**GIVEN EXERCISE:**
Scan the lines below for the string "Journalism" and report how many lines contain it, giving only the number.

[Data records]
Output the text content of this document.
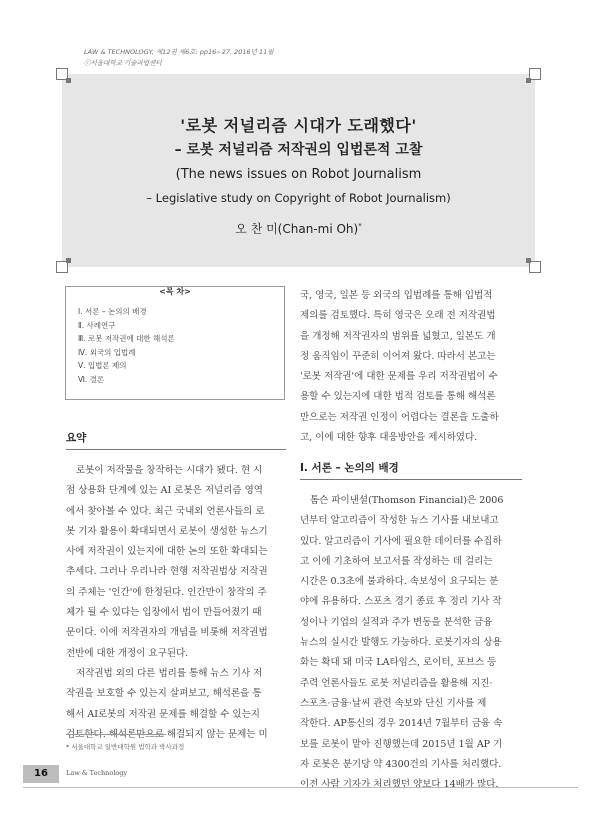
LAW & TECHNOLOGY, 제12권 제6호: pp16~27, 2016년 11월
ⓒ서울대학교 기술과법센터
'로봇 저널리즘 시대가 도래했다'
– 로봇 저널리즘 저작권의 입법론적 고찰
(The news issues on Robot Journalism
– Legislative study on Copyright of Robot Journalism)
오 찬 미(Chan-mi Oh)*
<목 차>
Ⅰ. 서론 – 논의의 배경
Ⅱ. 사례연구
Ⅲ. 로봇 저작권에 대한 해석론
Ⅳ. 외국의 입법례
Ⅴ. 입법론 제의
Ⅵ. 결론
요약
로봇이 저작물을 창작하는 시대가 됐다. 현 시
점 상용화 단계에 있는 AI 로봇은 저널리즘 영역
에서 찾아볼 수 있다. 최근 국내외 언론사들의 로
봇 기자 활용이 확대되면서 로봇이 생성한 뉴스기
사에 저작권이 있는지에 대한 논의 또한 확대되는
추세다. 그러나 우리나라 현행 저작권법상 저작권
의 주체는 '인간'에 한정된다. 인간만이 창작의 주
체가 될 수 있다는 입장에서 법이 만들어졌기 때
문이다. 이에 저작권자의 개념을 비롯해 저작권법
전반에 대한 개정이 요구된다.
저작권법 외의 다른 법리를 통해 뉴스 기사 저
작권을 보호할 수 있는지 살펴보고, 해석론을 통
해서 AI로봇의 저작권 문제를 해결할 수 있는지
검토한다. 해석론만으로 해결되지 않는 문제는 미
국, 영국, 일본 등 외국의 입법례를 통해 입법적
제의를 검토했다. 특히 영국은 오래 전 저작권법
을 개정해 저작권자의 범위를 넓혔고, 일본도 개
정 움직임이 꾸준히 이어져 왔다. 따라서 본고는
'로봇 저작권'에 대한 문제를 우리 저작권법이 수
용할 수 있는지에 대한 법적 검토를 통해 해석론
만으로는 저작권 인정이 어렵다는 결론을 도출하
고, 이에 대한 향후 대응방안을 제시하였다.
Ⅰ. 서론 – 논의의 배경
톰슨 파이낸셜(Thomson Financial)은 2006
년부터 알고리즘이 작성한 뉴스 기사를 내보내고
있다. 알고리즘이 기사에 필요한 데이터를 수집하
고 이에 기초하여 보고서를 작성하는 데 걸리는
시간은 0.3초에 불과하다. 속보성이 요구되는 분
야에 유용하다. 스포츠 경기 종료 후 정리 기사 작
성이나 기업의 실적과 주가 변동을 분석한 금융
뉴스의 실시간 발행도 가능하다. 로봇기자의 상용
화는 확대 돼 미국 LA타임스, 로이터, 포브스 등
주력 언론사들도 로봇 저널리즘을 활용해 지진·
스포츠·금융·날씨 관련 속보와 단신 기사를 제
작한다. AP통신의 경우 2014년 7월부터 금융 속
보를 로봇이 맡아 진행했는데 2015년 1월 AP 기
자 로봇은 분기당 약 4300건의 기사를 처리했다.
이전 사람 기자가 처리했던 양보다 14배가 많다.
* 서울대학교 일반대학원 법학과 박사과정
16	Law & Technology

**EXERCISE SOLUTION:**
2